__WHAT YOU HAVE TO DO__.
Take the data that follows and retype it word for word.

___ DATA

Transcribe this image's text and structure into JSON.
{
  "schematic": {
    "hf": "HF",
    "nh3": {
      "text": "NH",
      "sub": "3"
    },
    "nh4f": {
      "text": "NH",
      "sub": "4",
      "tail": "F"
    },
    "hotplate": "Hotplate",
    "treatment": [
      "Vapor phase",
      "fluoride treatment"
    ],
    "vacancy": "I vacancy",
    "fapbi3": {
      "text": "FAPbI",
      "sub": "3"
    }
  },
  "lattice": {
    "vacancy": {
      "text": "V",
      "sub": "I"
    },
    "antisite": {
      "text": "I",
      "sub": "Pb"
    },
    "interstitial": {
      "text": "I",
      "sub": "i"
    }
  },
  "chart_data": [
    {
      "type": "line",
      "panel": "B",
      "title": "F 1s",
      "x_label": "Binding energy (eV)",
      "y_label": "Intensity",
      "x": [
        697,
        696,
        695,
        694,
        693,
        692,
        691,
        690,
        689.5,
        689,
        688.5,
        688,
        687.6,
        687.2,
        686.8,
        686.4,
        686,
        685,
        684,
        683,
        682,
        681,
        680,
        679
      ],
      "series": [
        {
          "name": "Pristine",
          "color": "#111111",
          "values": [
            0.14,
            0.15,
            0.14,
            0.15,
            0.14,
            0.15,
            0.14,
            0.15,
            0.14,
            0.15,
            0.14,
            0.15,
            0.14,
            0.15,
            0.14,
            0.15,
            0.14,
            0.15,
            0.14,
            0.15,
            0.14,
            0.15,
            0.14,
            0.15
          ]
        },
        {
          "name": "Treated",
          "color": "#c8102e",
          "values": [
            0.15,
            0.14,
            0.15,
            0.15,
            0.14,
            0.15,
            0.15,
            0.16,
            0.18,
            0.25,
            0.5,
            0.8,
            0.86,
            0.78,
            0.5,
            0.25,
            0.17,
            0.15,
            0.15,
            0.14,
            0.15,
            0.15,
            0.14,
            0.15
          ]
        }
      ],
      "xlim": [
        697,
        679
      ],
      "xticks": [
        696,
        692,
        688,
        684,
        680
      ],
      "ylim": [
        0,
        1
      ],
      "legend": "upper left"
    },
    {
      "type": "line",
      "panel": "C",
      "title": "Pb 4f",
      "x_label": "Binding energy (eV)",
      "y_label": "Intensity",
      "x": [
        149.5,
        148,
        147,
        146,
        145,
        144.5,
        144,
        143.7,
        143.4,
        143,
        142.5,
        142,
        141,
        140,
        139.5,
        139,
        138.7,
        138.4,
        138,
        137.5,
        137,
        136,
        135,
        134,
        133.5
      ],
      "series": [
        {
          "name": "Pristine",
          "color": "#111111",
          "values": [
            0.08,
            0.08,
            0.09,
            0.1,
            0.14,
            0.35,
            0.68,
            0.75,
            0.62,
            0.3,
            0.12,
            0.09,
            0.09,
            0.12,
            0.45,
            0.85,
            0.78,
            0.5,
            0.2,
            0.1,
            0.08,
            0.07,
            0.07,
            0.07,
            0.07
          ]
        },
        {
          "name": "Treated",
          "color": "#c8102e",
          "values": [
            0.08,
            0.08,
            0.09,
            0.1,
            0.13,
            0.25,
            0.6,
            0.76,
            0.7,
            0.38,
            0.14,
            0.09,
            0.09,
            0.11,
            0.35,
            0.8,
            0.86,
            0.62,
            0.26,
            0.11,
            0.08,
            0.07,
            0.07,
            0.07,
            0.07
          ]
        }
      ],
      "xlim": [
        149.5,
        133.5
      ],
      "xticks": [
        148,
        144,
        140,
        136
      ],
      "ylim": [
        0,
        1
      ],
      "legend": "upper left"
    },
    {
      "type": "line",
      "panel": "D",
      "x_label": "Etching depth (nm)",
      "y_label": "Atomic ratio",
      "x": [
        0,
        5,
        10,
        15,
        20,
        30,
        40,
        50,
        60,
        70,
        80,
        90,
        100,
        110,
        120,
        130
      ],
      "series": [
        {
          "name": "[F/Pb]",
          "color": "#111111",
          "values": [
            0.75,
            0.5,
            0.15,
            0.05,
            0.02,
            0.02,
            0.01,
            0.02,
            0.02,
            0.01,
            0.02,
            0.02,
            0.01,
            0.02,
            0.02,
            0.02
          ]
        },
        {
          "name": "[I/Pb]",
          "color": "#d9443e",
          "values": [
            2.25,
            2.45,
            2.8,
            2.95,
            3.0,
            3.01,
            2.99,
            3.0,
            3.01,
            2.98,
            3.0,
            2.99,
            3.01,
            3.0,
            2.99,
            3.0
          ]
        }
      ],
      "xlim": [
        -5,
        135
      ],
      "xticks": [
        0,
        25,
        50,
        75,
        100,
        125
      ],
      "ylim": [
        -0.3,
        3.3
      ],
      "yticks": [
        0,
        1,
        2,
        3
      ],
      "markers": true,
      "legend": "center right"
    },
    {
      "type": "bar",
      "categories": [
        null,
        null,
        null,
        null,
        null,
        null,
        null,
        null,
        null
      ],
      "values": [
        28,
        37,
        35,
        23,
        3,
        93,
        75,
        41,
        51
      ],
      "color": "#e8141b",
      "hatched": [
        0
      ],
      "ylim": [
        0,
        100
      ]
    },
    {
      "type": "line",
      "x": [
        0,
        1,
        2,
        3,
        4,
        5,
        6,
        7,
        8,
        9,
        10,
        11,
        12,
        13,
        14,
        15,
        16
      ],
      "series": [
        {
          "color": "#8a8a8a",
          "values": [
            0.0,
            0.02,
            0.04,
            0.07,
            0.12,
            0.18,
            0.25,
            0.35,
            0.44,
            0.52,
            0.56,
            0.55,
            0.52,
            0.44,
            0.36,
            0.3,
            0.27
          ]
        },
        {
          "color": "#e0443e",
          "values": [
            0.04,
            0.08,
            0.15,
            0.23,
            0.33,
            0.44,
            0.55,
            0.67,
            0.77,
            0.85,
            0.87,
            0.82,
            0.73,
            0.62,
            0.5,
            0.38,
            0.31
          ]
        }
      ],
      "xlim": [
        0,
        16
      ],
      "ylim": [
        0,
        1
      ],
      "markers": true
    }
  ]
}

______

__FINAL RESULT__.
Transcribe this image's text and structure into JSON.
{
  "schematic": {
    "hf": "HF",
    "nh3": {
      "text": "NH",
      "sub": "3"
    },
    "nh4f": {
      "text": "NH",
      "sub": "4",
      "tail": "F"
    },
    "hotplate": "Hotplate",
    "treatment": [
      "Vapor phase",
      "fluoride treatment"
    ],
    "vacancy": "I vacancy",
    "fapbi3": {
      "text": "FAPbI",
      "sub": "3"
    }
  },
  "lattice": {
    "vacancy": {
      "text": "V",
      "sub": "I"
    },
    "antisite": {
      "text": "I",
      "sub": "Pb"
    },
    "interstitial": {
      "text": "I",
      "sub": "i"
    }
  },
  "chart_data": [
    {
      "type": "line",
      "panel": "B",
      "title": "F 1s",
      "x_label": "Binding energy (eV)",
      "y_label": "Intensity",
      "x": [
        697,
        696,
        695,
        694,
        693,
        692,
        691,
        690,
        689.5,
        689,
        688.5,
        688,
        687.6,
        687.2,
        686.8,
        686.4,
        686,
        685,
        684,
        683,
        682,
        681,
        680,
        679
      ],
      "series": [
        {
          "name": "Pristine",
          "color": "#111111",
          "values": [
            0.14,
            0.15,
            0.14,
            0.15,
            0.14,
            0.15,
            0.14,
            0.15,
            0.14,
            0.15,
            0.14,
            0.15,
            0.14,
            0.15,
            0.14,
            0.15,
            0.14,
            0.15,
            0.14,
            0.15,
            0.14,
            0.15,
            0.14,
            0.15
          ]
        },
        {
          "name": "Treated",
          "color": "#c8102e",
          "values": [
            0.15,
            0.14,
            0.15,
            0.15,
            0.14,
            0.15,
            0.15,
            0.16,
            0.18,
            0.25,
            0.5,
            0.8,
            0.86,
            0.78,
            0.5,
            0.25,
            0.17,
            0.15,
            0.15,
            0.14,
            0.15,
            0.15,
            0.14,
            0.15
          ]
        }
      ],
      "xlim": [
        697,
        679
      ],
      "xticks": [
        696,
        692,
        688,
        684,
        680
      ],
      "ylim": [
        0,
        1
      ],
      "legend": "upper left"
    },
    {
      "type": "line",
      "panel": "C",
      "title": "Pb 4f",
      "x_label": "Binding energy (eV)",
      "y_label": "Intensity",
      "x": [
        149.5,
        148,
        147,
        146,
        145,
        144.5,
        144,
        143.7,
        143.4,
        143,
        142.5,
        142,
        141,
        140,
        139.5,
        139,
        138.7,
        138.4,
        138,
        137.5,
        137,
        136,
        135,
        134,
        133.5
      ],
      "series": [
        {
          "name": "Pristine",
          "color": "#111111",
          "values": [
            0.08,
            0.08,
            0.09,
            0.1,
            0.14,
            0.35,
            0.68,
            0.75,
            0.62,
            0.3,
            0.12,
            0.09,
            0.09,
            0.12,
            0.45,
            0.85,
            0.78,
            0.5,
            0.2,
            0.1,
            0.08,
            0.07,
            0.07,
            0.07,
            0.07
          ]
        },
        {
          "name": "Treated",
          "color": "#c8102e",
          "values": [
            0.08,
            0.08,
            0.09,
            0.1,
            0.13,
            0.25,
            0.6,
            0.76,
            0.7,
            0.38,
            0.14,
            0.09,
            0.09,
            0.11,
            0.35,
            0.8,
            0.86,
            0.62,
            0.26,
            0.11,
            0.08,
            0.07,
            0.07,
            0.07,
            0.07
          ]
        }
      ],
      "xlim": [
        149.5,
        133.5
      ],
      "xticks": [
        148,
        144,
        140,
        136
      ],
      "ylim": [
        0,
        1
      ],
      "legend": "upper left"
    },
    {
      "type": "line",
      "panel": "D",
      "x_label": "Etching depth (nm)",
      "y_label": "Atomic ratio",
      "x": [
        0,
        5,
        10,
        15,
        20,
        30,
        40,
        50,
        60,
        70,
        80,
        90,
        100,
        110,
        120,
        130
      ],
      "series": [
        {
          "name": "[F/Pb]",
          "color": "#111111",
          "values": [
            0.75,
            0.5,
            0.15,
            0.05,
            0.02,
            0.02,
            0.01,
            0.02,
            0.02,
            0.01,
            0.02,
            0.02,
            0.01,
            0.02,
            0.02,
            0.02
          ]
        },
        {
          "name": "[I/Pb]",
          "color": "#d9443e",
          "values": [
            2.25,
            2.45,
            2.8,
            2.95,
            3.0,
            3.01,
            2.99,
            3.0,
            3.01,
            2.98,
            3.0,
            2.99,
            3.01,
            3.0,
            2.99,
            3.0
          ]
        }
      ],
      "xlim": [
        -5,
        135
      ],
      "xticks": [
        0,
        25,
        50,
        75,
        100,
        125
      ],
      "ylim": [
        -0.3,
        3.3
      ],
      "yticks": [
        0,
        1,
        2,
        3
      ],
      "markers": true,
      "legend": "center right"
    },
    {
      "type": "bar",
      "categories": [
        null,
        null,
        null,
        null,
        null,
        null,
        null,
        null,
        null
      ],
      "values": [
        28,
        37,
        35,
        23,
        3,
        93,
        75,
        41,
        51
      ],
      "color": "#e8141b",
      "hatched": [
        0
      ],
      "ylim": [
        0,
        100
      ]
    },
    {
      "type": "line",
      "x": [
        0,
        1,
        2,
        3,
        4,
        5,
        6,
        7,
        8,
        9,
        10,
        11,
        12,
        13,
        14,
        15,
        16
      ],
      "series": [
        {
          "color": "#8a8a8a",
          "values": [
            0.0,
            0.02,
            0.04,
            0.07,
            0.12,
            0.18,
            0.25,
            0.35,
            0.44,
            0.52,
            0.56,
            0.55,
            0.52,
            0.44,
            0.36,
            0.3,
            0.27
          ]
        },
        {
          "color": "#e0443e",
          "values": [
            0.04,
            0.08,
            0.15,
            0.23,
            0.33,
            0.44,
            0.55,
            0.67,
            0.77,
            0.85,
            0.87,
            0.82,
            0.73,
            0.62,
            0.5,
            0.38,
            0.31
          ]
        }
      ],
      "xlim": [
        0,
        16
      ],
      "ylim": [
        0,
        1
      ],
      "markers": true
    }
  ]
}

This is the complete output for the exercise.